Entries taken from a collection

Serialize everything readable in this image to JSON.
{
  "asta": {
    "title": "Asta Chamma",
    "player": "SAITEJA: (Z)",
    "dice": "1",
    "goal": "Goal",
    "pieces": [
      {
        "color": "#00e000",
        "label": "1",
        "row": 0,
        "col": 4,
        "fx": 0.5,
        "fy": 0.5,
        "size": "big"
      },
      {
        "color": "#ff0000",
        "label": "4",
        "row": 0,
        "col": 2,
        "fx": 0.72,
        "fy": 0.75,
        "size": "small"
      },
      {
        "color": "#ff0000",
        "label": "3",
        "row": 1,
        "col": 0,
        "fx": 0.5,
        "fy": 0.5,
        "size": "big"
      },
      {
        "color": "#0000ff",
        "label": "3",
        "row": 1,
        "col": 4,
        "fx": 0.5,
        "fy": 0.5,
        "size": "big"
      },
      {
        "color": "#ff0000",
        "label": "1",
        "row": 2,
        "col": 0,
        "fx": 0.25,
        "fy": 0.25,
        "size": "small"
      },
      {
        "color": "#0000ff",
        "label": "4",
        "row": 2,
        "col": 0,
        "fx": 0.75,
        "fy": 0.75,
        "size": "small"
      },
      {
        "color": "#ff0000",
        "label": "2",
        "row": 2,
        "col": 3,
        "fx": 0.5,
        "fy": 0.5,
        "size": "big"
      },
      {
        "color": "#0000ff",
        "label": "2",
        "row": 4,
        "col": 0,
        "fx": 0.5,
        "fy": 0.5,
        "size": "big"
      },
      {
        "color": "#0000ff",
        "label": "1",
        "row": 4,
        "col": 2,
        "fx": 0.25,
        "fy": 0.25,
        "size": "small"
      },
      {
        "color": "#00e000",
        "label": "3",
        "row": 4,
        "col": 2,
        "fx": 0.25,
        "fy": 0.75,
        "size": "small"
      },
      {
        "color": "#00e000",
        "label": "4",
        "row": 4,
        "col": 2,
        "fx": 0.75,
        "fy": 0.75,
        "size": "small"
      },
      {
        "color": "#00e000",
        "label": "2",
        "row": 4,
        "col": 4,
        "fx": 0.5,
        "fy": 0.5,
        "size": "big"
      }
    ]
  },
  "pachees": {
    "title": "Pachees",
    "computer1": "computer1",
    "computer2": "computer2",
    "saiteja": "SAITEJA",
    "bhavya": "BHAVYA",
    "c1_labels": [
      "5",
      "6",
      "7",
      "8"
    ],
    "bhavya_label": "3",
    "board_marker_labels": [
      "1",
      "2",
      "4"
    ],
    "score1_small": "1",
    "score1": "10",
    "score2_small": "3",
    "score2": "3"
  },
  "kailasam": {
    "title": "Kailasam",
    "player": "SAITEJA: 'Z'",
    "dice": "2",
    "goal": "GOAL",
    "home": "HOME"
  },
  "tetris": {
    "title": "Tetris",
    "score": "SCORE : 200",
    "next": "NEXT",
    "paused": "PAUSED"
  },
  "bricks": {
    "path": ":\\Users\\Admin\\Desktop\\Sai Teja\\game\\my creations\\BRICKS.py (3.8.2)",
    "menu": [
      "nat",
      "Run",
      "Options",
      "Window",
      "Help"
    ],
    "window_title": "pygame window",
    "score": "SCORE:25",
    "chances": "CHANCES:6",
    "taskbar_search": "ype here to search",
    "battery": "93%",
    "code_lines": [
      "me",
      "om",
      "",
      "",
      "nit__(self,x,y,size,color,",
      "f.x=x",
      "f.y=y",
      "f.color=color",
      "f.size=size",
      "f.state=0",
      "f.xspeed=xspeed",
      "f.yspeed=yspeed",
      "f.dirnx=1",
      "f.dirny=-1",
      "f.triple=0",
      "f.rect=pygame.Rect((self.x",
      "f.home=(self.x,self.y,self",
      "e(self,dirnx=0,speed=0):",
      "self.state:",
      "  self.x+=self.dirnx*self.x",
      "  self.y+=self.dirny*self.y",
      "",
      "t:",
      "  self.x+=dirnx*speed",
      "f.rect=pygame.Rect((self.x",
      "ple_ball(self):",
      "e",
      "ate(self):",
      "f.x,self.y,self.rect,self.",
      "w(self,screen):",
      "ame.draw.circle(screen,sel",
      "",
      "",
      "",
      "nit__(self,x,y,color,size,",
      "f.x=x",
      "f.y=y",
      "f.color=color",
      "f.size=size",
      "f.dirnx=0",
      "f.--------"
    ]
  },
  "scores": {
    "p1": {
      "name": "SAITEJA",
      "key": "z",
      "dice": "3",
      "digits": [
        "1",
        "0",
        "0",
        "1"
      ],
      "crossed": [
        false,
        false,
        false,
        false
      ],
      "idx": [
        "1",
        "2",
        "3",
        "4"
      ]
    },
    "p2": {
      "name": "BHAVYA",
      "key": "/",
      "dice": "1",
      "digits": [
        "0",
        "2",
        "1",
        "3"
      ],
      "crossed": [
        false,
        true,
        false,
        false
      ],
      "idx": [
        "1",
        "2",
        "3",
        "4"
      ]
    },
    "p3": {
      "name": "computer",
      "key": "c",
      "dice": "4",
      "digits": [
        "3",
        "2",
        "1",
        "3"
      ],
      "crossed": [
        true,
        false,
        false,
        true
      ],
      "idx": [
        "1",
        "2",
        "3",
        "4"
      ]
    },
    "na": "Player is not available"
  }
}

Written request:
Copy whichever lines in the listing above contain the word "name".

Final result:
      "name": "SAITEJA",
      "name": "BHAVYA",
      "name": "computer",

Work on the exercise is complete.